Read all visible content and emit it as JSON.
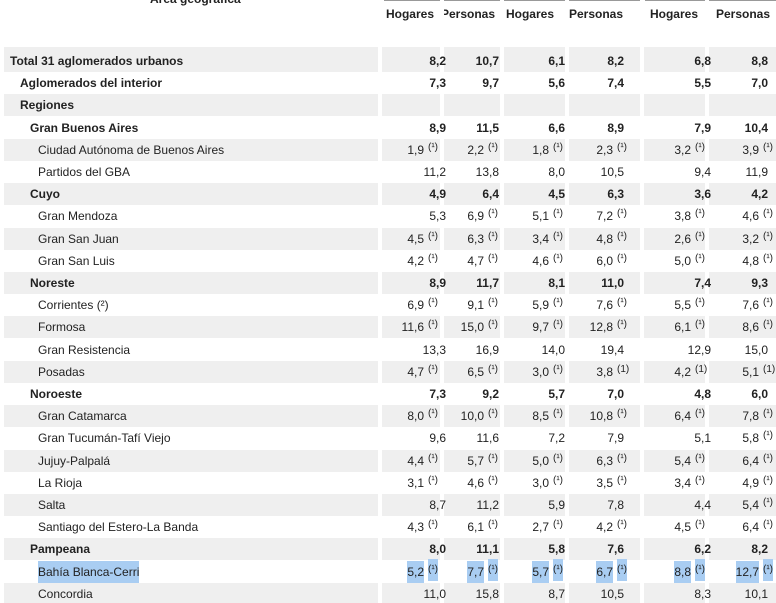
{
  "header": {
    "title": "Área geográfica",
    "columns": [
      "Hogares",
      "Personas",
      "Hogares",
      "Personas",
      "Hogares",
      "Personas"
    ]
  },
  "table": {
    "rows": [
      {
        "label": "Total 31 aglomerados urbanos",
        "level": 0,
        "bold": true,
        "cells": [
          {
            "v": "8,2"
          },
          {
            "v": "10,7"
          },
          {
            "v": "6,1"
          },
          {
            "v": "8,2"
          },
          {
            "v": "6,8"
          },
          {
            "v": "8,8"
          }
        ]
      },
      {
        "label": "Aglomerados del interior",
        "level": 1,
        "bold": true,
        "cells": [
          {
            "v": "7,3"
          },
          {
            "v": "9,7"
          },
          {
            "v": "5,6"
          },
          {
            "v": "7,4"
          },
          {
            "v": "5,5"
          },
          {
            "v": "7,0"
          }
        ]
      },
      {
        "label": "Regiones",
        "level": 1,
        "bold": true,
        "cells": []
      },
      {
        "label": "Gran Buenos Aires",
        "level": 2,
        "bold": true,
        "cells": [
          {
            "v": "8,9"
          },
          {
            "v": "11,5"
          },
          {
            "v": "6,6"
          },
          {
            "v": "8,9"
          },
          {
            "v": "7,9"
          },
          {
            "v": "10,4"
          }
        ]
      },
      {
        "label": "Ciudad Autónoma de Buenos Aires",
        "level": 3,
        "bold": false,
        "cells": [
          {
            "v": "1,9",
            "n": "(¹)"
          },
          {
            "v": "2,2",
            "n": "(¹)"
          },
          {
            "v": "1,8",
            "n": "(¹)"
          },
          {
            "v": "2,3",
            "n": "(¹)"
          },
          {
            "v": "3,2",
            "n": "(¹)"
          },
          {
            "v": "3,9",
            "n": "(¹)"
          }
        ]
      },
      {
        "label": "Partidos del GBA",
        "level": 3,
        "bold": false,
        "cells": [
          {
            "v": "11,2"
          },
          {
            "v": "13,8"
          },
          {
            "v": "8,0"
          },
          {
            "v": "10,5"
          },
          {
            "v": "9,4"
          },
          {
            "v": "11,9"
          }
        ]
      },
      {
        "label": "Cuyo",
        "level": 2,
        "bold": true,
        "cells": [
          {
            "v": "4,9"
          },
          {
            "v": "6,4"
          },
          {
            "v": "4,5"
          },
          {
            "v": "6,3"
          },
          {
            "v": "3,6"
          },
          {
            "v": "4,2"
          }
        ]
      },
      {
        "label": "Gran Mendoza",
        "level": 3,
        "bold": false,
        "cells": [
          {
            "v": "5,3"
          },
          {
            "v": "6,9",
            "n": "(¹)"
          },
          {
            "v": "5,1",
            "n": "(¹)"
          },
          {
            "v": "7,2",
            "n": "(¹)"
          },
          {
            "v": "3,8",
            "n": "(¹)"
          },
          {
            "v": "4,6",
            "n": "(¹)"
          }
        ]
      },
      {
        "label": "Gran San Juan",
        "level": 3,
        "bold": false,
        "cells": [
          {
            "v": "4,5",
            "n": "(¹)"
          },
          {
            "v": "6,3",
            "n": "(¹)"
          },
          {
            "v": "3,4",
            "n": "(¹)"
          },
          {
            "v": "4,8",
            "n": "(¹)"
          },
          {
            "v": "2,6",
            "n": "(¹)"
          },
          {
            "v": "3,2",
            "n": "(¹)"
          }
        ]
      },
      {
        "label": "Gran San Luis",
        "level": 3,
        "bold": false,
        "cells": [
          {
            "v": "4,2",
            "n": "(¹)"
          },
          {
            "v": "4,7",
            "n": "(¹)"
          },
          {
            "v": "4,6",
            "n": "(¹)"
          },
          {
            "v": "6,0",
            "n": "(¹)"
          },
          {
            "v": "5,0",
            "n": "(¹)"
          },
          {
            "v": "4,8",
            "n": "(¹)"
          }
        ]
      },
      {
        "label": "Noreste",
        "level": 2,
        "bold": true,
        "cells": [
          {
            "v": "8,9"
          },
          {
            "v": "11,7"
          },
          {
            "v": "8,1"
          },
          {
            "v": "11,0"
          },
          {
            "v": "7,4"
          },
          {
            "v": "9,3"
          }
        ]
      },
      {
        "label": "Corrientes (²)",
        "level": 3,
        "bold": false,
        "cells": [
          {
            "v": "6,9",
            "n": "(¹)"
          },
          {
            "v": "9,1",
            "n": "(¹)"
          },
          {
            "v": "5,9",
            "n": "(¹)"
          },
          {
            "v": "7,6",
            "n": "(¹)"
          },
          {
            "v": "5,5",
            "n": "(¹)"
          },
          {
            "v": "7,6",
            "n": "(¹)"
          }
        ]
      },
      {
        "label": "Formosa",
        "level": 3,
        "bold": false,
        "cells": [
          {
            "v": "11,6",
            "n": "(¹)"
          },
          {
            "v": "15,0",
            "n": "(¹)"
          },
          {
            "v": "9,7",
            "n": "(¹)"
          },
          {
            "v": "12,8",
            "n": "(¹)"
          },
          {
            "v": "6,1",
            "n": "(¹)"
          },
          {
            "v": "8,6",
            "n": "(¹)"
          }
        ]
      },
      {
        "label": "Gran Resistencia",
        "level": 3,
        "bold": false,
        "cells": [
          {
            "v": "13,3"
          },
          {
            "v": "16,9"
          },
          {
            "v": "14,0"
          },
          {
            "v": "19,4"
          },
          {
            "v": "12,9"
          },
          {
            "v": "15,0"
          }
        ]
      },
      {
        "label": "Posadas",
        "level": 3,
        "bold": false,
        "cells": [
          {
            "v": "4,7",
            "n": "(¹)"
          },
          {
            "v": "6,5",
            "n": "(¹)"
          },
          {
            "v": "3,0",
            "n": "(¹)"
          },
          {
            "v": "3,8",
            "n": "(1)"
          },
          {
            "v": "4,2",
            "n": "(1)"
          },
          {
            "v": "5,1",
            "n": "(1)"
          }
        ]
      },
      {
        "label": "Noroeste",
        "level": 2,
        "bold": true,
        "cells": [
          {
            "v": "7,3"
          },
          {
            "v": "9,2"
          },
          {
            "v": "5,7"
          },
          {
            "v": "7,0"
          },
          {
            "v": "4,8"
          },
          {
            "v": "6,0"
          }
        ]
      },
      {
        "label": "Gran Catamarca",
        "level": 3,
        "bold": false,
        "cells": [
          {
            "v": "8,0",
            "n": "(¹)"
          },
          {
            "v": "10,0",
            "n": "(¹)"
          },
          {
            "v": "8,5",
            "n": "(¹)"
          },
          {
            "v": "10,8",
            "n": "(¹)"
          },
          {
            "v": "6,4",
            "n": "(¹)"
          },
          {
            "v": "7,8",
            "n": "(¹)"
          }
        ]
      },
      {
        "label": "Gran Tucumán-Tafí Viejo",
        "level": 3,
        "bold": false,
        "cells": [
          {
            "v": "9,6"
          },
          {
            "v": "11,6"
          },
          {
            "v": "7,2"
          },
          {
            "v": "7,9"
          },
          {
            "v": "5,1"
          },
          {
            "v": "5,8",
            "n": "(¹)"
          }
        ]
      },
      {
        "label": "Jujuy-Palpalá",
        "level": 3,
        "bold": false,
        "cells": [
          {
            "v": "4,4",
            "n": "(¹)"
          },
          {
            "v": "5,7",
            "n": "(¹)"
          },
          {
            "v": "5,0",
            "n": "(¹)"
          },
          {
            "v": "6,3",
            "n": "(¹)"
          },
          {
            "v": "5,4",
            "n": "(¹)"
          },
          {
            "v": "6,4",
            "n": "(¹)"
          }
        ]
      },
      {
        "label": "La Rioja",
        "level": 3,
        "bold": false,
        "cells": [
          {
            "v": "3,1",
            "n": "(¹)"
          },
          {
            "v": "4,6",
            "n": "(¹)"
          },
          {
            "v": "3,0",
            "n": "(¹)"
          },
          {
            "v": "3,5",
            "n": "(¹)"
          },
          {
            "v": "3,4",
            "n": "(¹)"
          },
          {
            "v": "4,9",
            "n": "(¹)"
          }
        ]
      },
      {
        "label": "Salta",
        "level": 3,
        "bold": false,
        "cells": [
          {
            "v": "8,7"
          },
          {
            "v": "11,2"
          },
          {
            "v": "5,9"
          },
          {
            "v": "7,8"
          },
          {
            "v": "4,4"
          },
          {
            "v": "5,4",
            "n": "(¹)"
          }
        ]
      },
      {
        "label": "Santiago del Estero-La Banda",
        "level": 3,
        "bold": false,
        "cells": [
          {
            "v": "4,3",
            "n": "(¹)"
          },
          {
            "v": "6,1",
            "n": "(¹)"
          },
          {
            "v": "2,7",
            "n": "(¹)"
          },
          {
            "v": "4,2",
            "n": "(¹)"
          },
          {
            "v": "4,5",
            "n": "(¹)"
          },
          {
            "v": "6,4",
            "n": "(¹)"
          }
        ]
      },
      {
        "label": "Pampeana",
        "level": 2,
        "bold": true,
        "cells": [
          {
            "v": "8,0"
          },
          {
            "v": "11,1"
          },
          {
            "v": "5,8"
          },
          {
            "v": "7,6"
          },
          {
            "v": "6,2"
          },
          {
            "v": "8,2"
          }
        ]
      },
      {
        "label": "Bahía Blanca-Cerri",
        "level": 3,
        "bold": false,
        "highlighted": true,
        "cells": [
          {
            "v": "5,2",
            "n": "(¹)"
          },
          {
            "v": "7,7",
            "n": "(¹)"
          },
          {
            "v": "5,7",
            "n": "(¹)"
          },
          {
            "v": "6,7",
            "n": "(¹)"
          },
          {
            "v": "8,8",
            "n": "(¹)"
          },
          {
            "v": "12,7",
            "n": "(¹)"
          }
        ]
      },
      {
        "label": "Concordia",
        "level": 3,
        "bold": false,
        "cells": [
          {
            "v": "11,0"
          },
          {
            "v": "15,8"
          },
          {
            "v": "8,7"
          },
          {
            "v": "10,5"
          },
          {
            "v": "8,3"
          },
          {
            "v": "10,1"
          }
        ]
      }
    ]
  }
}
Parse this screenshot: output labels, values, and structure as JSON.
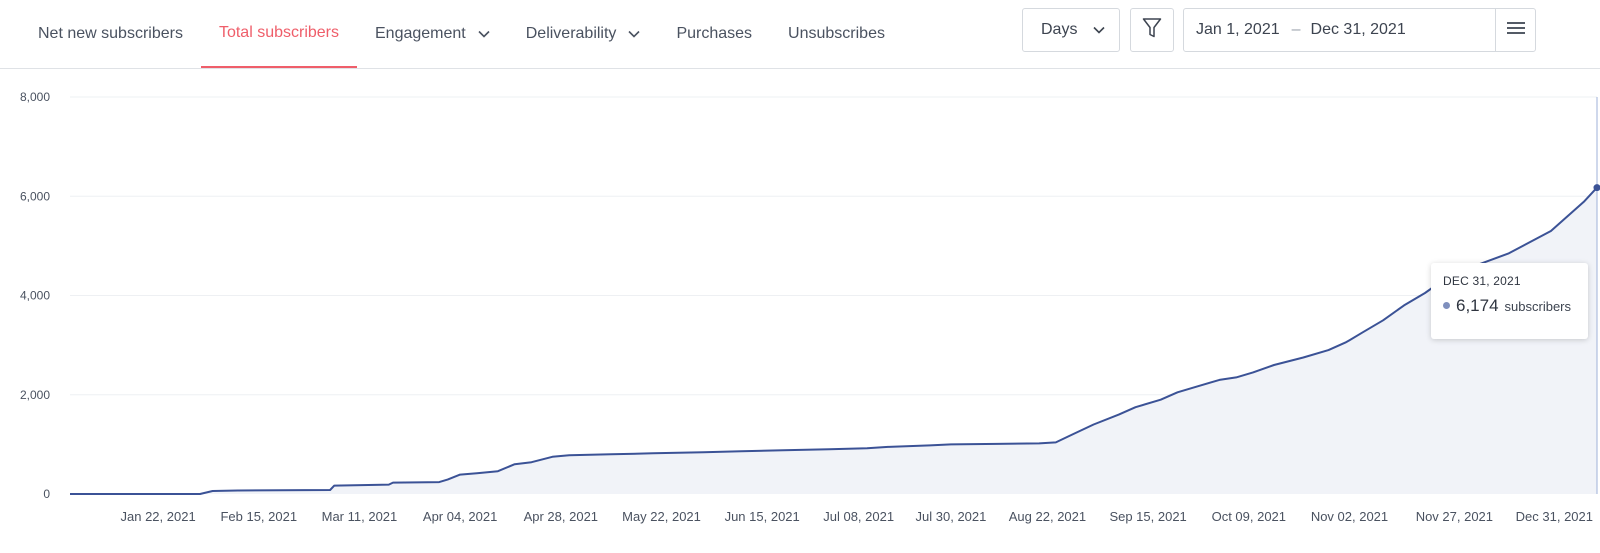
{
  "tabs": [
    {
      "label": "Net new subscribers",
      "active": false,
      "dropdown": false
    },
    {
      "label": "Total subscribers",
      "active": true,
      "dropdown": false
    },
    {
      "label": "Engagement",
      "active": false,
      "dropdown": true
    },
    {
      "label": "Deliverability",
      "active": false,
      "dropdown": true
    },
    {
      "label": "Purchases",
      "active": false,
      "dropdown": false
    },
    {
      "label": "Unsubscribes",
      "active": false,
      "dropdown": false
    }
  ],
  "controls": {
    "interval_value": "Days",
    "date_start": "Jan 1, 2021",
    "date_separator": "–",
    "date_end": "Dec 31, 2021",
    "icons": {
      "interval": "chevron-down-icon",
      "filter": "filter-icon",
      "menu": "hamburger-menu-icon"
    }
  },
  "tooltip": {
    "date": "DEC 31, 2021",
    "value": "6,174",
    "unit": "subscribers"
  },
  "colors": {
    "accent": "#ef5e6a",
    "line": "#3b5296",
    "fill": "#f1f3f8",
    "tooltip_dot": "#7f8fbd"
  },
  "chart_data": {
    "type": "area",
    "ylim": [
      0,
      8000
    ],
    "xlim": [
      "2021-01-01",
      "2021-12-31"
    ],
    "grid": true,
    "y_tick_labels": [
      "0",
      "2,000",
      "4,000",
      "6,000",
      "8,000"
    ],
    "y_ticks": [
      0,
      2000,
      4000,
      6000,
      8000
    ],
    "x_tick_labels": [
      "Jan 22, 2021",
      "Feb 15, 2021",
      "Mar 11, 2021",
      "Apr 04, 2021",
      "Apr 28, 2021",
      "May 22, 2021",
      "Jun 15, 2021",
      "Jul 08, 2021",
      "Jul 30, 2021",
      "Aug 22, 2021",
      "Sep 15, 2021",
      "Oct 09, 2021",
      "Nov 02, 2021",
      "Nov 27, 2021",
      "Dec 31, 2021"
    ],
    "x_ticks": [
      "2021-01-22",
      "2021-02-15",
      "2021-03-11",
      "2021-04-04",
      "2021-04-28",
      "2021-05-22",
      "2021-06-15",
      "2021-07-08",
      "2021-07-30",
      "2021-08-22",
      "2021-09-15",
      "2021-10-09",
      "2021-11-02",
      "2021-11-27",
      "2021-12-31"
    ],
    "series": [
      {
        "x": [
          "2021-01-01",
          "2021-02-01",
          "2021-02-04",
          "2021-02-10",
          "2021-03-04",
          "2021-03-05",
          "2021-03-18",
          "2021-03-19",
          "2021-03-30",
          "2021-04-01",
          "2021-04-04",
          "2021-04-08",
          "2021-04-13",
          "2021-04-17",
          "2021-04-21",
          "2021-04-26",
          "2021-04-30",
          "2021-05-10",
          "2021-05-20",
          "2021-06-01",
          "2021-06-10",
          "2021-06-20",
          "2021-07-01",
          "2021-07-10",
          "2021-07-15",
          "2021-07-25",
          "2021-07-30",
          "2021-08-10",
          "2021-08-20",
          "2021-08-24",
          "2021-08-28",
          "2021-09-02",
          "2021-09-08",
          "2021-09-12",
          "2021-09-18",
          "2021-09-22",
          "2021-09-26",
          "2021-10-02",
          "2021-10-06",
          "2021-10-10",
          "2021-10-15",
          "2021-10-22",
          "2021-10-28",
          "2021-11-01",
          "2021-11-02",
          "2021-11-05",
          "2021-11-10",
          "2021-11-15",
          "2021-11-20",
          "2021-11-25",
          "2021-11-28",
          "2021-12-02",
          "2021-12-10",
          "2021-12-20",
          "2021-12-28",
          "2021-12-31"
        ],
        "y": [
          0,
          0,
          60,
          70,
          80,
          170,
          190,
          230,
          240,
          290,
          390,
          420,
          460,
          600,
          640,
          750,
          780,
          800,
          820,
          840,
          860,
          880,
          900,
          920,
          950,
          980,
          1000,
          1010,
          1020,
          1040,
          1200,
          1400,
          1600,
          1750,
          1900,
          2050,
          2150,
          2300,
          2350,
          2450,
          2600,
          2750,
          2900,
          3050,
          3100,
          3250,
          3500,
          3800,
          4050,
          4350,
          4500,
          4600,
          4850,
          5300,
          5900,
          6174
        ]
      }
    ]
  }
}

== Directive ==
Copy every line that includes the string "JSON" from the material above.

== Written answer ==
Read all visible content and emit it as JSON.
Parse this screenshot: output labels, values, and structure as JSON.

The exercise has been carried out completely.